** start of INPUT ROWS **

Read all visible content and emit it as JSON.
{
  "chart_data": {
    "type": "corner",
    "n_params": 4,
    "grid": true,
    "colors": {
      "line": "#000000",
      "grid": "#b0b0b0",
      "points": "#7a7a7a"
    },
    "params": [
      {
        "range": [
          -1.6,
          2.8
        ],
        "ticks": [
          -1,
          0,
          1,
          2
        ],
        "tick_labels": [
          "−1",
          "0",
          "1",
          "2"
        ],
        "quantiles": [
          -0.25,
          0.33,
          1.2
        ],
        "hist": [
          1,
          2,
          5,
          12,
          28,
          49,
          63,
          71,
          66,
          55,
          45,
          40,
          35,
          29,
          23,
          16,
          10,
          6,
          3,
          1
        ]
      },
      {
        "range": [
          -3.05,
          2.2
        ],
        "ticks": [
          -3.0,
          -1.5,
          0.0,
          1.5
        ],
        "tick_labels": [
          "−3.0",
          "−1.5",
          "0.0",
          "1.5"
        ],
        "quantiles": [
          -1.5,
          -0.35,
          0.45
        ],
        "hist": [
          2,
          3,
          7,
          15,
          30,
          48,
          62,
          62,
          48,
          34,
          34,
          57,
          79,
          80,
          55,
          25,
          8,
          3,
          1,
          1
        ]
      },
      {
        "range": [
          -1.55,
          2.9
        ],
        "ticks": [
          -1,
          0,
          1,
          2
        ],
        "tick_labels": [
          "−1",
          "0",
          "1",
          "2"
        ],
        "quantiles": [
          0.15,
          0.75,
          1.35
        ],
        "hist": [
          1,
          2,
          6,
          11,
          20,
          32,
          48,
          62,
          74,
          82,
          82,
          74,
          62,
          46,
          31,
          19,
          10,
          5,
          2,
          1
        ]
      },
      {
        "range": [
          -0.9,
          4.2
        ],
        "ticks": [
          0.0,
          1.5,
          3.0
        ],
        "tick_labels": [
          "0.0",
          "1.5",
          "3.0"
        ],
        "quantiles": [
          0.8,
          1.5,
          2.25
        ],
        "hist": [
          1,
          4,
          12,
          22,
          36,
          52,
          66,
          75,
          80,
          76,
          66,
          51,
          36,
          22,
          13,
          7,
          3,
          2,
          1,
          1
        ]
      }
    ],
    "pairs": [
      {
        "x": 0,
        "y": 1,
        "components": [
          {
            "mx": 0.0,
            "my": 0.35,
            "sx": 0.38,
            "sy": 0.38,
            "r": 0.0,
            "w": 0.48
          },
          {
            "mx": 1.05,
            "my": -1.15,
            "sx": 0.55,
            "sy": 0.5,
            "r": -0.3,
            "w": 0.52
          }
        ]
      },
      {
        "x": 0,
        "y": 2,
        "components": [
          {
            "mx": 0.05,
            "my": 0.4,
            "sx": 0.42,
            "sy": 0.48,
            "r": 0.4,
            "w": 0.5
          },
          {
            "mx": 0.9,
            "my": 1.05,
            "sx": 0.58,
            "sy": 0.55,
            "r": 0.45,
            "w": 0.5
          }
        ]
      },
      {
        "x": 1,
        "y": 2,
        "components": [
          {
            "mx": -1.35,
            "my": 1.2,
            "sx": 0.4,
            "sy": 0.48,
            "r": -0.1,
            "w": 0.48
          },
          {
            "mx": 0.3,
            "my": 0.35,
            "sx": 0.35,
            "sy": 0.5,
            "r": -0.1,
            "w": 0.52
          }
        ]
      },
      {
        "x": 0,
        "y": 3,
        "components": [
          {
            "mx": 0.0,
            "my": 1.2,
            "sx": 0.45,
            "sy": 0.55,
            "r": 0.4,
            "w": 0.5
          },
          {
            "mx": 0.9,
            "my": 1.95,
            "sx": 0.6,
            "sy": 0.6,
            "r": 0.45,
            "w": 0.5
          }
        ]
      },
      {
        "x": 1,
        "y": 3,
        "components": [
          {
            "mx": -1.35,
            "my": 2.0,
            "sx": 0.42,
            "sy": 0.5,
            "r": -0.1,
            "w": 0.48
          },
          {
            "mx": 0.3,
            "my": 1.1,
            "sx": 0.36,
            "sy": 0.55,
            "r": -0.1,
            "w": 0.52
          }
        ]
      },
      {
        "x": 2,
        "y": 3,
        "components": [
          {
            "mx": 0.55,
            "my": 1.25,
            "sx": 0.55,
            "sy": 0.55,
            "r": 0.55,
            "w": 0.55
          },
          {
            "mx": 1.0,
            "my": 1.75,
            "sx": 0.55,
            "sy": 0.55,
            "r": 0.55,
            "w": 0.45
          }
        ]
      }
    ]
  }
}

** end of INPUT ROWS **

GIVEN INSTRUCTION:
Repeat the records above exactly, leaving none out.

EXERCISE RESULT:
Read all visible content and emit it as JSON.
{
  "chart_data": {
    "type": "corner",
    "n_params": 4,
    "grid": true,
    "colors": {
      "line": "#000000",
      "grid": "#b0b0b0",
      "points": "#7a7a7a"
    },
    "params": [
      {
        "range": [
          -1.6,
          2.8
        ],
        "ticks": [
          -1,
          0,
          1,
          2
        ],
        "tick_labels": [
          "−1",
          "0",
          "1",
          "2"
        ],
        "quantiles": [
          -0.25,
          0.33,
          1.2
        ],
        "hist": [
          1,
          2,
          5,
          12,
          28,
          49,
          63,
          71,
          66,
          55,
          45,
          40,
          35,
          29,
          23,
          16,
          10,
          6,
          3,
          1
        ]
      },
      {
        "range": [
          -3.05,
          2.2
        ],
        "ticks": [
          -3.0,
          -1.5,
          0.0,
          1.5
        ],
        "tick_labels": [
          "−3.0",
          "−1.5",
          "0.0",
          "1.5"
        ],
        "quantiles": [
          -1.5,
          -0.35,
          0.45
        ],
        "hist": [
          2,
          3,
          7,
          15,
          30,
          48,
          62,
          62,
          48,
          34,
          34,
          57,
          79,
          80,
          55,
          25,
          8,
          3,
          1,
          1
        ]
      },
      {
        "range": [
          -1.55,
          2.9
        ],
        "ticks": [
          -1,
          0,
          1,
          2
        ],
        "tick_labels": [
          "−1",
          "0",
          "1",
          "2"
        ],
        "quantiles": [
          0.15,
          0.75,
          1.35
        ],
        "hist": [
          1,
          2,
          6,
          11,
          20,
          32,
          48,
          62,
          74,
          82,
          82,
          74,
          62,
          46,
          31,
          19,
          10,
          5,
          2,
          1
        ]
      },
      {
        "range": [
          -0.9,
          4.2
        ],
        "ticks": [
          0.0,
          1.5,
          3.0
        ],
        "tick_labels": [
          "0.0",
          "1.5",
          "3.0"
        ],
        "quantiles": [
          0.8,
          1.5,
          2.25
        ],
        "hist": [
          1,
          4,
          12,
          22,
          36,
          52,
          66,
          75,
          80,
          76,
          66,
          51,
          36,
          22,
          13,
          7,
          3,
          2,
          1,
          1
        ]
      }
    ],
    "pairs": [
      {
        "x": 0,
        "y": 1,
        "components": [
          {
            "mx": 0.0,
            "my": 0.35,
            "sx": 0.38,
            "sy": 0.38,
            "r": 0.0,
            "w": 0.48
          },
          {
            "mx": 1.05,
            "my": -1.15,
            "sx": 0.55,
            "sy": 0.5,
            "r": -0.3,
            "w": 0.52
          }
        ]
      },
      {
        "x": 0,
        "y": 2,
        "components": [
          {
            "mx": 0.05,
            "my": 0.4,
            "sx": 0.42,
            "sy": 0.48,
            "r": 0.4,
            "w": 0.5
          },
          {
            "mx": 0.9,
            "my": 1.05,
            "sx": 0.58,
            "sy": 0.55,
            "r": 0.45,
            "w": 0.5
          }
        ]
      },
      {
        "x": 1,
        "y": 2,
        "components": [
          {
            "mx": -1.35,
            "my": 1.2,
            "sx": 0.4,
            "sy": 0.48,
            "r": -0.1,
            "w": 0.48
          },
          {
            "mx": 0.3,
            "my": 0.35,
            "sx": 0.35,
            "sy": 0.5,
            "r": -0.1,
            "w": 0.52
          }
        ]
      },
      {
        "x": 0,
        "y": 3,
        "components": [
          {
            "mx": 0.0,
            "my": 1.2,
            "sx": 0.45,
            "sy": 0.55,
            "r": 0.4,
            "w": 0.5
          },
          {
            "mx": 0.9,
            "my": 1.95,
            "sx": 0.6,
            "sy": 0.6,
            "r": 0.45,
            "w": 0.5
          }
        ]
      },
      {
        "x": 1,
        "y": 3,
        "components": [
          {
            "mx": -1.35,
            "my": 2.0,
            "sx": 0.42,
            "sy": 0.5,
            "r": -0.1,
            "w": 0.48
          },
          {
            "mx": 0.3,
            "my": 1.1,
            "sx": 0.36,
            "sy": 0.55,
            "r": -0.1,
            "w": 0.52
          }
        ]
      },
      {
        "x": 2,
        "y": 3,
        "components": [
          {
            "mx": 0.55,
            "my": 1.25,
            "sx": 0.55,
            "sy": 0.55,
            "r": 0.55,
            "w": 0.55
          },
          {
            "mx": 1.0,
            "my": 1.75,
            "sx": 0.55,
            "sy": 0.55,
            "r": 0.55,
            "w": 0.45
          }
        ]
      }
    ]
  }
}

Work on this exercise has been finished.